**TO BE DONE:** Please update the records from the first line through the line with "wind-barb [492,100,498,116]" by replacing "colorbar-swatch" with "color-swatch", keeping everything else unchanged. Return only those lines.

— Begin EXERCISE DATA —

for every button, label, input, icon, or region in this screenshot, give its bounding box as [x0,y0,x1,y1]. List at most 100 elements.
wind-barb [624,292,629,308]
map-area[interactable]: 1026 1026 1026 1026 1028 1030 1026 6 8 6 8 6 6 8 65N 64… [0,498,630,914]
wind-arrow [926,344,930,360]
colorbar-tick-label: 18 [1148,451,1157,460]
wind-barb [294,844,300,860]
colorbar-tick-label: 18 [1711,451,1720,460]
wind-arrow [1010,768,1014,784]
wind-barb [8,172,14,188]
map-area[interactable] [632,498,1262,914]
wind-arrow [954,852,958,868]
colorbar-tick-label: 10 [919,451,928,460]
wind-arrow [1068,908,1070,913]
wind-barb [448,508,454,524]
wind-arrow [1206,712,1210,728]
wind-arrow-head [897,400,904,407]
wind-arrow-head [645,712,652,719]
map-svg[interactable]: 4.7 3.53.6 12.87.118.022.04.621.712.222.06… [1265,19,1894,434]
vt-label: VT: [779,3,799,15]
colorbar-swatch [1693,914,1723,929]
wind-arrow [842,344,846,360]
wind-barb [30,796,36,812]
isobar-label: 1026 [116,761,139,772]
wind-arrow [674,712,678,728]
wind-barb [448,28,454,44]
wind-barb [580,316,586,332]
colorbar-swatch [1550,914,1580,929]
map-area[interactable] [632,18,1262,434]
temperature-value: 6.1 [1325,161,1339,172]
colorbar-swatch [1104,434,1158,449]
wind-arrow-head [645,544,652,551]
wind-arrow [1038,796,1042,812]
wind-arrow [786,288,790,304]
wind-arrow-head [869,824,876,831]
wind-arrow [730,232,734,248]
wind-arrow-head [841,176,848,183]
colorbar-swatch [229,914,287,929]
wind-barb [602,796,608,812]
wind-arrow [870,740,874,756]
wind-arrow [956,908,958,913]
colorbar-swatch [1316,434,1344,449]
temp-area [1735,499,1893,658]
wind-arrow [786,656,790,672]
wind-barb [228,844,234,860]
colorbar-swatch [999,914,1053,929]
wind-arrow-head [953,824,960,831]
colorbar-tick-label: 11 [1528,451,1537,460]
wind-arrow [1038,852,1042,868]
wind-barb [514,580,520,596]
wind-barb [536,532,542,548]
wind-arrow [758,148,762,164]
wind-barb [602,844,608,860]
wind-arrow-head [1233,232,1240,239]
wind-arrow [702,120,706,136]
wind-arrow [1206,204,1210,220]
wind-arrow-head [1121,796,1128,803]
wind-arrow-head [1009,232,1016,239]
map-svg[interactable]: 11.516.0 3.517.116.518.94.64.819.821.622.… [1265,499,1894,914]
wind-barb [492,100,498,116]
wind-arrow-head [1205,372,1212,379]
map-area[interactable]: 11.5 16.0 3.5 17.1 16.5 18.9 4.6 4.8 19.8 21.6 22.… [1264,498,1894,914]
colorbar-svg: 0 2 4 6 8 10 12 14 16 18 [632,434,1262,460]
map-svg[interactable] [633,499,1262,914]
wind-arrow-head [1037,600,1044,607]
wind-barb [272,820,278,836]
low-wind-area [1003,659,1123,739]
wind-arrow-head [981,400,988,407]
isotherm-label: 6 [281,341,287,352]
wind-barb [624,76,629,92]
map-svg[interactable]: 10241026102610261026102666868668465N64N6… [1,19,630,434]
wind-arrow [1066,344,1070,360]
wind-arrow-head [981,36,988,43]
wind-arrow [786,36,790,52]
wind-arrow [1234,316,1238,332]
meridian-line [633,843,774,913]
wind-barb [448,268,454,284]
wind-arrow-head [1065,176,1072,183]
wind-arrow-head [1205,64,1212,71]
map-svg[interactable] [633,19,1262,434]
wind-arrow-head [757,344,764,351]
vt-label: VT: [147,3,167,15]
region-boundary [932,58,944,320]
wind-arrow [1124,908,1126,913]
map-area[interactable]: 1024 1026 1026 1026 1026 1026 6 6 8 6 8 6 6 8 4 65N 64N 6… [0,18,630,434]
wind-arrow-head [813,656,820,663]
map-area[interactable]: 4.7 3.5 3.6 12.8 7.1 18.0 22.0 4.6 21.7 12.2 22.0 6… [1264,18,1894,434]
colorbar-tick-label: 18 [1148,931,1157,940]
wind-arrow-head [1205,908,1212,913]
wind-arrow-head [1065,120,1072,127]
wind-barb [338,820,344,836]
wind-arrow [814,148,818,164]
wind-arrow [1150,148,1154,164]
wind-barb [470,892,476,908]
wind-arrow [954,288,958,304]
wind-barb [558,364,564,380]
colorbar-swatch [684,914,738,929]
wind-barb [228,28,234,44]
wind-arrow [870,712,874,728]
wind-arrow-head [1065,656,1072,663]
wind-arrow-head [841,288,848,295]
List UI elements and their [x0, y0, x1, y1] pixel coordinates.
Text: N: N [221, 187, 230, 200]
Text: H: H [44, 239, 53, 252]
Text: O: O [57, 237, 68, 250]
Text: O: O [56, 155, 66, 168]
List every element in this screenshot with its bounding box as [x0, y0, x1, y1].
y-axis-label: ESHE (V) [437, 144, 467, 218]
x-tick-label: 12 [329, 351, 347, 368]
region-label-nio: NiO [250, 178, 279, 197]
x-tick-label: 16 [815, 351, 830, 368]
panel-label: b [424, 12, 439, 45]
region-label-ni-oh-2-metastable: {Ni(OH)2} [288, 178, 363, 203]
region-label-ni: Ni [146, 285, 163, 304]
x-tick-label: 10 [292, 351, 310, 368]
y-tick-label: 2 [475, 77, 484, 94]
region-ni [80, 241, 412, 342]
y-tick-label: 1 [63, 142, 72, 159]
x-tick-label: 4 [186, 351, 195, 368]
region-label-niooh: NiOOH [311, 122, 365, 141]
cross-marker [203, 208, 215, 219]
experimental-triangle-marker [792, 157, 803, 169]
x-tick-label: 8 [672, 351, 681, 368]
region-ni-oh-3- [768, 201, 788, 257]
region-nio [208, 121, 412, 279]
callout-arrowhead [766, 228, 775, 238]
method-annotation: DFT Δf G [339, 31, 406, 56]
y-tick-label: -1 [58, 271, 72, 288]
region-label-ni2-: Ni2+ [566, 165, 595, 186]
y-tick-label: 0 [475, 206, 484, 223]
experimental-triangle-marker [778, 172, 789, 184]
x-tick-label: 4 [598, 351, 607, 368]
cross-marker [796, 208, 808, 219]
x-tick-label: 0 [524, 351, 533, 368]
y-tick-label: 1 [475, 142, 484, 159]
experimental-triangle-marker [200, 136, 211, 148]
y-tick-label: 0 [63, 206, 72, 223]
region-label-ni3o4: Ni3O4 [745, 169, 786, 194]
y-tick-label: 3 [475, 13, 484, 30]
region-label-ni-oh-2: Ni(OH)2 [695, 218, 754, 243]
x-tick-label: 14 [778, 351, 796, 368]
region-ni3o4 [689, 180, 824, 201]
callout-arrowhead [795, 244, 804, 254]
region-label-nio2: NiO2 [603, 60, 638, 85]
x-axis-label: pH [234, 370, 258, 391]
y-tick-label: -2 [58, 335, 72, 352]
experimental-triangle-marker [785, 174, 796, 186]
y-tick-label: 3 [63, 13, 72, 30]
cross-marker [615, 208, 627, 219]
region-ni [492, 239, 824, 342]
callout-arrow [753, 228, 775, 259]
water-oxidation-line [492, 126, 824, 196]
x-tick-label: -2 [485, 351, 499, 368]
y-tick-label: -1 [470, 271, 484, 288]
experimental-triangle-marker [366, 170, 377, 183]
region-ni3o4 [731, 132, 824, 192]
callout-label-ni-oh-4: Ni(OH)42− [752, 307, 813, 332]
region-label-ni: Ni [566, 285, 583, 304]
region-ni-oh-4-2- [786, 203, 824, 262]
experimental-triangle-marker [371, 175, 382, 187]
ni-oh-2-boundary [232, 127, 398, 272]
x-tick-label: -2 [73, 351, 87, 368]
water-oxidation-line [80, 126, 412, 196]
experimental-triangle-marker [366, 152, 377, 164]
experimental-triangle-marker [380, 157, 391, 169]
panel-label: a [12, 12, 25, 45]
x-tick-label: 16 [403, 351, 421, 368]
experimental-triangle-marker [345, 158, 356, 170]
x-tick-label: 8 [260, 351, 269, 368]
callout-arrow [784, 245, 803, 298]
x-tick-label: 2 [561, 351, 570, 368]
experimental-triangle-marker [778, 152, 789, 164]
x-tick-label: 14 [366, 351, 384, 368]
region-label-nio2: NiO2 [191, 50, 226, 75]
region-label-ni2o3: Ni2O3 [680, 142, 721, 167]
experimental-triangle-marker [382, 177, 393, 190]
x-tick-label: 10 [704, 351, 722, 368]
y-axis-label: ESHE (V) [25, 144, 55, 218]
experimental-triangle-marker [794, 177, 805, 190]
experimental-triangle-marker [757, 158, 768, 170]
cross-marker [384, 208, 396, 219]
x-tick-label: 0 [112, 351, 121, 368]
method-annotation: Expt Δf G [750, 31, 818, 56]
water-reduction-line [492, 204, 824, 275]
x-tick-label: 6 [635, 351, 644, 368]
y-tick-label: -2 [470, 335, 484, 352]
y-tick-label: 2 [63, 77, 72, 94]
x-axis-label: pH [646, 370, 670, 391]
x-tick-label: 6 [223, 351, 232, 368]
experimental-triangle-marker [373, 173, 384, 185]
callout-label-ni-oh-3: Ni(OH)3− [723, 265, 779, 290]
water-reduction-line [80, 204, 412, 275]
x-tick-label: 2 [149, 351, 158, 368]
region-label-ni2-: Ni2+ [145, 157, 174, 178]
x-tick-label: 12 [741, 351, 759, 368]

— End EXERCISE DATA —

**COMPLETE ANSWER:**
for every button, label, input, icon, or region in this screenshot, give its bounding box as [x0,y0,x1,y1]. List at most 100 elements.
wind-barb [624,292,629,308]
map-area[interactable]: 1026 1026 1026 1026 1028 1030 1026 6 8 6 8 6 6 8 65N 64… [0,498,630,914]
wind-arrow [926,344,930,360]
colorbar-tick-label: 18 [1148,451,1157,460]
wind-barb [294,844,300,860]
colorbar-tick-label: 18 [1711,451,1720,460]
wind-arrow [1010,768,1014,784]
wind-barb [8,172,14,188]
map-area[interactable] [632,498,1262,914]
wind-arrow [954,852,958,868]
colorbar-tick-label: 10 [919,451,928,460]
wind-arrow [1068,908,1070,913]
wind-barb [448,508,454,524]
wind-arrow [1206,712,1210,728]
wind-arrow-head [897,400,904,407]
wind-arrow-head [645,712,652,719]
map-svg[interactable]: 4.7 3.53.6 12.87.118.022.04.621.712.222.06… [1265,19,1894,434]
vt-label: VT: [779,3,799,15]
color-swatch [1693,914,1723,929]
wind-arrow [842,344,846,360]
wind-barb [30,796,36,812]
isobar-label: 1026 [116,761,139,772]
wind-arrow [674,712,678,728]
wind-barb [448,28,454,44]
wind-barb [580,316,586,332]
color-swatch [1550,914,1580,929]
map-area[interactable] [632,18,1262,434]
temperature-value: 6.1 [1325,161,1339,172]
color-swatch [1104,434,1158,449]
wind-arrow-head [645,544,652,551]
wind-arrow [1038,796,1042,812]
wind-arrow [786,288,790,304]
wind-arrow-head [869,824,876,831]
wind-arrow [730,232,734,248]
wind-arrow-head [841,176,848,183]
color-swatch [229,914,287,929]
wind-barb [602,796,608,812]
wind-arrow [870,740,874,756]
wind-arrow [956,908,958,913]
color-swatch [1316,434,1344,449]
temp-area [1735,499,1893,658]
wind-arrow [786,656,790,672]
wind-barb [228,844,234,860]
color-swatch [999,914,1053,929]
wind-arrow-head [953,824,960,831]
colorbar-tick-label: 11 [1528,451,1537,460]
wind-arrow [1038,852,1042,868]
wind-barb [514,580,520,596]
wind-barb [536,532,542,548]
wind-arrow [758,148,762,164]
wind-barb [602,844,608,860]
wind-arrow-head [1233,232,1240,239]
wind-arrow [702,120,706,136]
wind-arrow [1206,204,1210,220]
wind-arrow-head [1121,796,1128,803]
wind-arrow-head [1009,232,1016,239]
map-svg[interactable]: 11.516.0 3.517.116.518.94.64.819.821.622.… [1265,499,1894,914]
wind-barb [492,100,498,116]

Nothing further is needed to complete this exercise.